--- EXTRACTED ENTRIES ---
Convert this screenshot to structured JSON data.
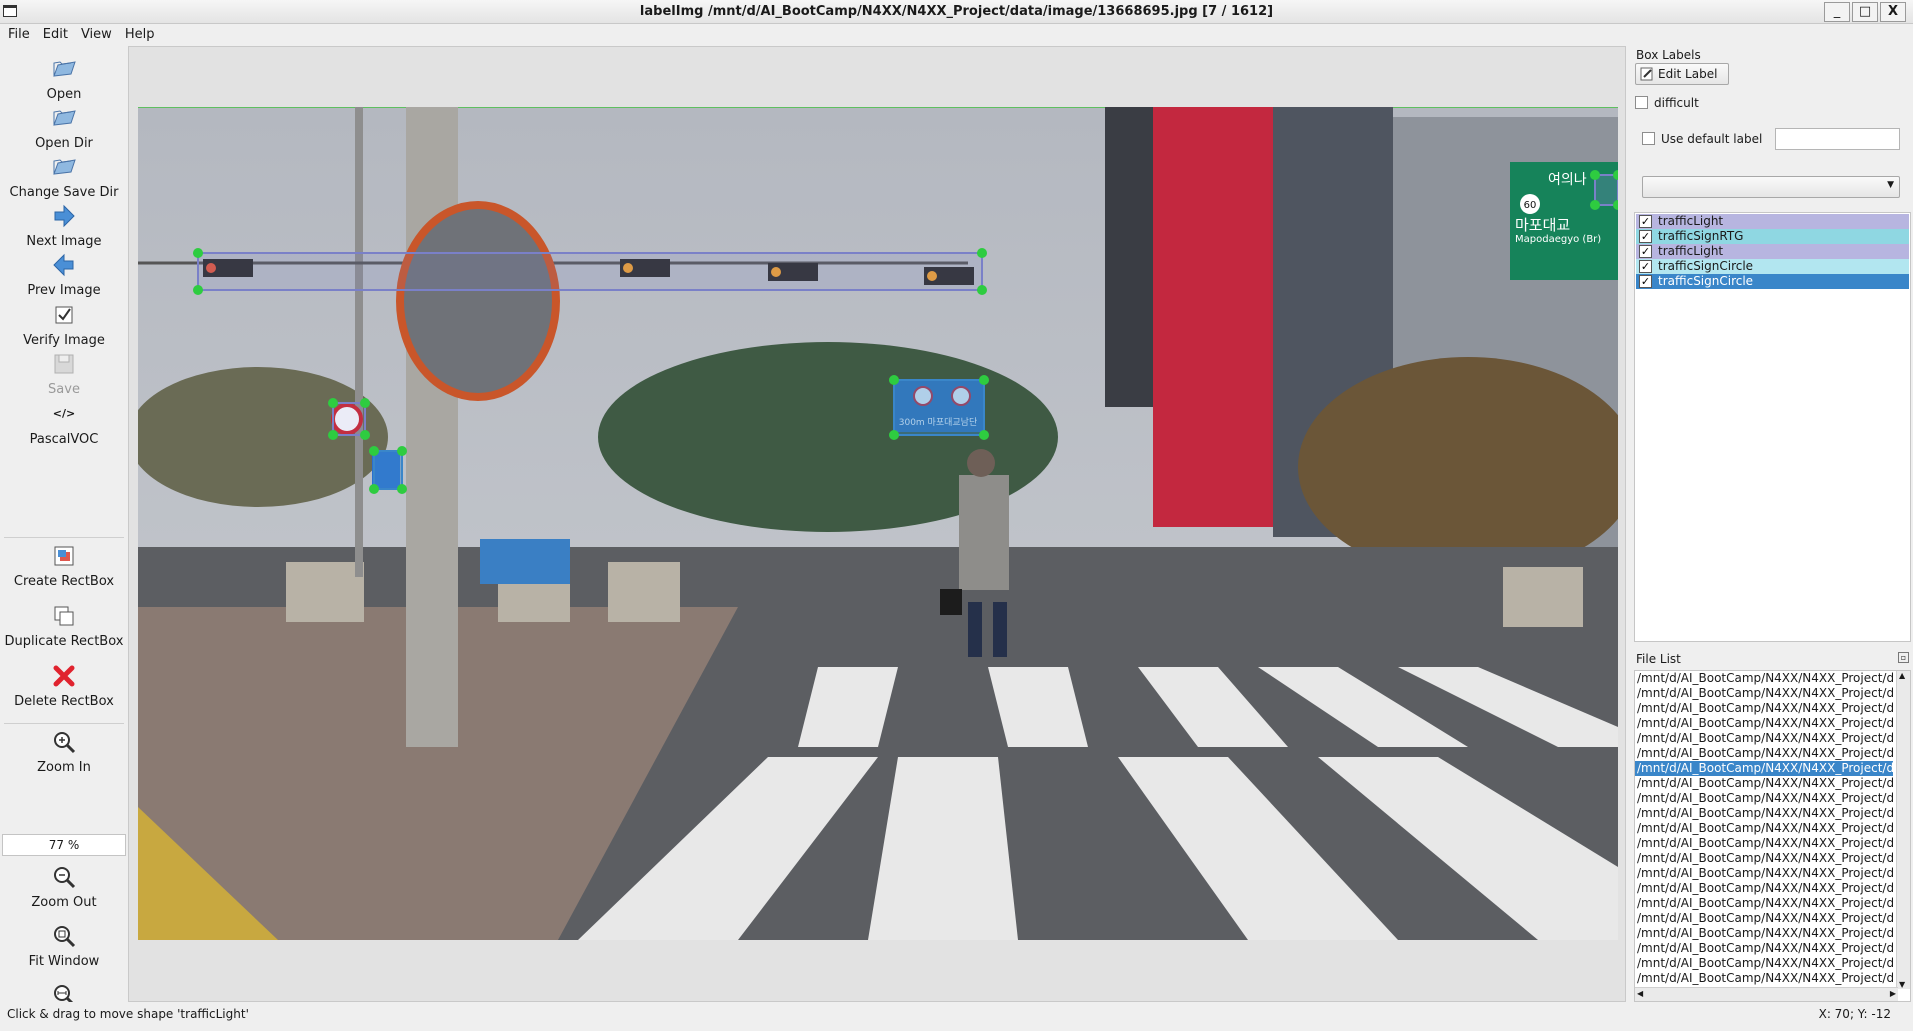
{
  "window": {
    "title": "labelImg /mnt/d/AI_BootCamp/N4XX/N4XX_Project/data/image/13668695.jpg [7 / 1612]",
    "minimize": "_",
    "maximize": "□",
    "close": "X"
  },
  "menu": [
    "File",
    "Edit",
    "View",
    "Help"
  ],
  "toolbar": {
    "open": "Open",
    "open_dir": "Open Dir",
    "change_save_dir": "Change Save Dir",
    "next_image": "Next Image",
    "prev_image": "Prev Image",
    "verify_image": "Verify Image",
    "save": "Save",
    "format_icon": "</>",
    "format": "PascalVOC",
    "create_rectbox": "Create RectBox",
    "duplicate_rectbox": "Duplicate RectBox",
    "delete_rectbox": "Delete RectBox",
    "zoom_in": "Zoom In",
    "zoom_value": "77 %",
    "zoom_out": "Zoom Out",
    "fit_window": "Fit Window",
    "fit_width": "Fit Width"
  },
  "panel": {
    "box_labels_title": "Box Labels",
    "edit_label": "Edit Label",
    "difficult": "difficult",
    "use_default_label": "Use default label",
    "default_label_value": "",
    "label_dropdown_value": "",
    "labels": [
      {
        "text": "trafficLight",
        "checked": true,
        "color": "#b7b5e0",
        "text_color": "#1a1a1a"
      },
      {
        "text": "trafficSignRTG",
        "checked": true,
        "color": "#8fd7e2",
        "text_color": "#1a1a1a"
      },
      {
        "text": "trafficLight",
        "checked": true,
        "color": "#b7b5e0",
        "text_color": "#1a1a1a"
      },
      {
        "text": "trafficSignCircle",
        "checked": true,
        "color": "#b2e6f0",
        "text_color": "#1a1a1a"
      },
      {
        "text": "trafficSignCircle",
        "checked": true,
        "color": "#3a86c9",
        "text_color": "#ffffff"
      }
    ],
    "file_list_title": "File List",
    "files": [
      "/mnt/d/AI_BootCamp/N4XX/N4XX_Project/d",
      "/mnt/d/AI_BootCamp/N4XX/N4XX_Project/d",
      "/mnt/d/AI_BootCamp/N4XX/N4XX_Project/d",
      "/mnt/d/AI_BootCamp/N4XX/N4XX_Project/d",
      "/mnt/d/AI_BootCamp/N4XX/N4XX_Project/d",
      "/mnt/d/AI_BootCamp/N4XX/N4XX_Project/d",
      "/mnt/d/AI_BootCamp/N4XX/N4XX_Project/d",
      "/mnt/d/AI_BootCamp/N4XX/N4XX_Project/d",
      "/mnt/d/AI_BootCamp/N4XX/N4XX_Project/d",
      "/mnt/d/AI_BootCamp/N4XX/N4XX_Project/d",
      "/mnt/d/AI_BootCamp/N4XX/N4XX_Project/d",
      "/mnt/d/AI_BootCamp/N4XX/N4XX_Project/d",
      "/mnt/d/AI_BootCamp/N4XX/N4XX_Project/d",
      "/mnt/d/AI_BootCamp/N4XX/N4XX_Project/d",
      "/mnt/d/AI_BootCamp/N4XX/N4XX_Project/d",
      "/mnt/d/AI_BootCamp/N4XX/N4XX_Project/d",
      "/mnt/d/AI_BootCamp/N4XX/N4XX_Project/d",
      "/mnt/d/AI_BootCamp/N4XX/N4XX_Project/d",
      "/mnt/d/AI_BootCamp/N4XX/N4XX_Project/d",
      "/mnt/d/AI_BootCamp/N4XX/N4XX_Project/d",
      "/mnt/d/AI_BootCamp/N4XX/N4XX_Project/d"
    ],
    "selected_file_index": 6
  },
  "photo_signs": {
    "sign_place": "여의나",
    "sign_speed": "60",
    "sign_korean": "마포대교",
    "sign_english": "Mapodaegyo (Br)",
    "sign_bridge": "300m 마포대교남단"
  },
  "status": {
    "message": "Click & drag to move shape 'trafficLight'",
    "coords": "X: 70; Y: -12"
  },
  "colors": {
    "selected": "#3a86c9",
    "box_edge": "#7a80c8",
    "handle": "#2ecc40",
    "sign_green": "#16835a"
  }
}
---
# WHAT TO WORK ON
Return each line of the data, keeping its wording exact and omitting pictures.

# OUTPUT FOR THIS TASK
Convert this screenshot to structured JSON data.
{
  "window": {
    "title": "labelImg /mnt/d/AI_BootCamp/N4XX/N4XX_Project/data/image/13668695.jpg [7 / 1612]",
    "minimize": "_",
    "maximize": "□",
    "close": "X"
  },
  "menu": [
    "File",
    "Edit",
    "View",
    "Help"
  ],
  "toolbar": {
    "open": "Open",
    "open_dir": "Open Dir",
    "change_save_dir": "Change Save Dir",
    "next_image": "Next Image",
    "prev_image": "Prev Image",
    "verify_image": "Verify Image",
    "save": "Save",
    "format_icon": "</>",
    "format": "PascalVOC",
    "create_rectbox": "Create RectBox",
    "duplicate_rectbox": "Duplicate RectBox",
    "delete_rectbox": "Delete RectBox",
    "zoom_in": "Zoom In",
    "zoom_value": "77 %",
    "zoom_out": "Zoom Out",
    "fit_window": "Fit Window",
    "fit_width": "Fit Width"
  },
  "panel": {
    "box_labels_title": "Box Labels",
    "edit_label": "Edit Label",
    "difficult": "difficult",
    "use_default_label": "Use default label",
    "default_label_value": "",
    "label_dropdown_value": "",
    "labels": [
      {
        "text": "trafficLight",
        "checked": true,
        "color": "#b7b5e0",
        "text_color": "#1a1a1a"
      },
      {
        "text": "trafficSignRTG",
        "checked": true,
        "color": "#8fd7e2",
        "text_color": "#1a1a1a"
      },
      {
        "text": "trafficLight",
        "checked": true,
        "color": "#b7b5e0",
        "text_color": "#1a1a1a"
      },
      {
        "text": "trafficSignCircle",
        "checked": true,
        "color": "#b2e6f0",
        "text_color": "#1a1a1a"
      },
      {
        "text": "trafficSignCircle",
        "checked": true,
        "color": "#3a86c9",
        "text_color": "#ffffff"
      }
    ],
    "file_list_title": "File List",
    "files": [
      "/mnt/d/AI_BootCamp/N4XX/N4XX_Project/d",
      "/mnt/d/AI_BootCamp/N4XX/N4XX_Project/d",
      "/mnt/d/AI_BootCamp/N4XX/N4XX_Project/d",
      "/mnt/d/AI_BootCamp/N4XX/N4XX_Project/d",
      "/mnt/d/AI_BootCamp/N4XX/N4XX_Project/d",
      "/mnt/d/AI_BootCamp/N4XX/N4XX_Project/d",
      "/mnt/d/AI_BootCamp/N4XX/N4XX_Project/d",
      "/mnt/d/AI_BootCamp/N4XX/N4XX_Project/d",
      "/mnt/d/AI_BootCamp/N4XX/N4XX_Project/d",
      "/mnt/d/AI_BootCamp/N4XX/N4XX_Project/d",
      "/mnt/d/AI_BootCamp/N4XX/N4XX_Project/d",
      "/mnt/d/AI_BootCamp/N4XX/N4XX_Project/d",
      "/mnt/d/AI_BootCamp/N4XX/N4XX_Project/d",
      "/mnt/d/AI_BootCamp/N4XX/N4XX_Project/d",
      "/mnt/d/AI_BootCamp/N4XX/N4XX_Project/d",
      "/mnt/d/AI_BootCamp/N4XX/N4XX_Project/d",
      "/mnt/d/AI_BootCamp/N4XX/N4XX_Project/d",
      "/mnt/d/AI_BootCamp/N4XX/N4XX_Project/d",
      "/mnt/d/AI_BootCamp/N4XX/N4XX_Project/d",
      "/mnt/d/AI_BootCamp/N4XX/N4XX_Project/d",
      "/mnt/d/AI_BootCamp/N4XX/N4XX_Project/d"
    ],
    "selected_file_index": 6
  },
  "photo_signs": {
    "sign_place": "여의나",
    "sign_speed": "60",
    "sign_korean": "마포대교",
    "sign_english": "Mapodaegyo (Br)",
    "sign_bridge": "300m 마포대교남단"
  },
  "status": {
    "message": "Click & drag to move shape 'trafficLight'",
    "coords": "X: 70; Y: -12"
  },
  "colors": {
    "selected": "#3a86c9",
    "box_edge": "#7a80c8",
    "handle": "#2ecc40",
    "sign_green": "#16835a"
  }
}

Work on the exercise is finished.